__SET EXERCISE__
Copy out all lines that carry the word "ancora".
### RECORDS FOR THIS TASK
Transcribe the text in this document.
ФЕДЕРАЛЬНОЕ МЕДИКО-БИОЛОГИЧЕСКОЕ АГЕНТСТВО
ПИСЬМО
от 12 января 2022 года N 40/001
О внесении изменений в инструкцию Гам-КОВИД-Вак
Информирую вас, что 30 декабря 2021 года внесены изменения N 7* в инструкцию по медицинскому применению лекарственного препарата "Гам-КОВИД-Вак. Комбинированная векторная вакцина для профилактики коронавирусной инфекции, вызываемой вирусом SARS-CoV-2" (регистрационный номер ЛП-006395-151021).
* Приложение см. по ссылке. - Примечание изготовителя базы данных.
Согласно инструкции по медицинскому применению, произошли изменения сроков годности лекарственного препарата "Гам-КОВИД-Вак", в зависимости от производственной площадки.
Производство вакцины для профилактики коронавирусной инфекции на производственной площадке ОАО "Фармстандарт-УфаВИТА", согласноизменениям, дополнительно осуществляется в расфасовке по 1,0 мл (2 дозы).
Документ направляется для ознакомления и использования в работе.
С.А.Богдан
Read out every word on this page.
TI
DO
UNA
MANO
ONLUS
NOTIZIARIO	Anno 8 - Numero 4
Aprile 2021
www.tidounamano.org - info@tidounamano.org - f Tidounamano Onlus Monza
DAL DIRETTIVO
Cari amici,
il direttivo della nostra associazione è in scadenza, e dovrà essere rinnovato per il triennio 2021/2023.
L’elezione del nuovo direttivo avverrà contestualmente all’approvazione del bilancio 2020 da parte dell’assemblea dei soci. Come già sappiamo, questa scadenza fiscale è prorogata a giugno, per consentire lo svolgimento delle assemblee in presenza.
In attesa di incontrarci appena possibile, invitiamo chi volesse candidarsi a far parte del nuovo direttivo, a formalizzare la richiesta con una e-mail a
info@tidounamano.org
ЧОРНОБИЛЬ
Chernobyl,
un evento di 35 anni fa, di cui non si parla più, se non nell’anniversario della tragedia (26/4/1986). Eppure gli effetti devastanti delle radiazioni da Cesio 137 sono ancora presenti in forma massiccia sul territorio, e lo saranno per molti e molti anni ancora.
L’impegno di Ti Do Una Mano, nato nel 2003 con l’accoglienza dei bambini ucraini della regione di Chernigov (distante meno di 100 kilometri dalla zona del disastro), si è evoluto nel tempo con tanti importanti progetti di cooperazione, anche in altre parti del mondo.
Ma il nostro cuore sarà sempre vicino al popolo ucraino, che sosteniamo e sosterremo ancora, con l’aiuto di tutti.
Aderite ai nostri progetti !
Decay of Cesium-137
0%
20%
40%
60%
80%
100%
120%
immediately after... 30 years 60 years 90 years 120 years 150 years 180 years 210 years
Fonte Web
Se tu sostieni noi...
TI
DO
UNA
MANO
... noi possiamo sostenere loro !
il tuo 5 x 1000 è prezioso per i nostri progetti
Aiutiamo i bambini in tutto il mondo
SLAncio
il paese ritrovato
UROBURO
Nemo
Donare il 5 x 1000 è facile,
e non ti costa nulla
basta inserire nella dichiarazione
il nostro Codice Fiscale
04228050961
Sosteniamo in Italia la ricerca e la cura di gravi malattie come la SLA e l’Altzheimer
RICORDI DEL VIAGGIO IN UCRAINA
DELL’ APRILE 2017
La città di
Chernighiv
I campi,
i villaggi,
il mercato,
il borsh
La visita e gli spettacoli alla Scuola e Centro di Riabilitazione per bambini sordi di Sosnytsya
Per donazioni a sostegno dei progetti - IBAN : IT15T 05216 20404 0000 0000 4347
######
__EXERCISE RESULT__
un evento di 35 anni fa, di cui non si parla più, se non nell’anniversario della tragedia (26/4/1986). Eppure gli effetti devastanti delle radiazioni da Cesio 137 sono ancora presenti in forma massiccia sul territorio, e lo saranno per molti e molti anni ancora.
Ma il nostro cuore sarà sempre vicino al popolo ucraino, che sosteniamo e sosterremo ancora, con l’aiuto di tutti.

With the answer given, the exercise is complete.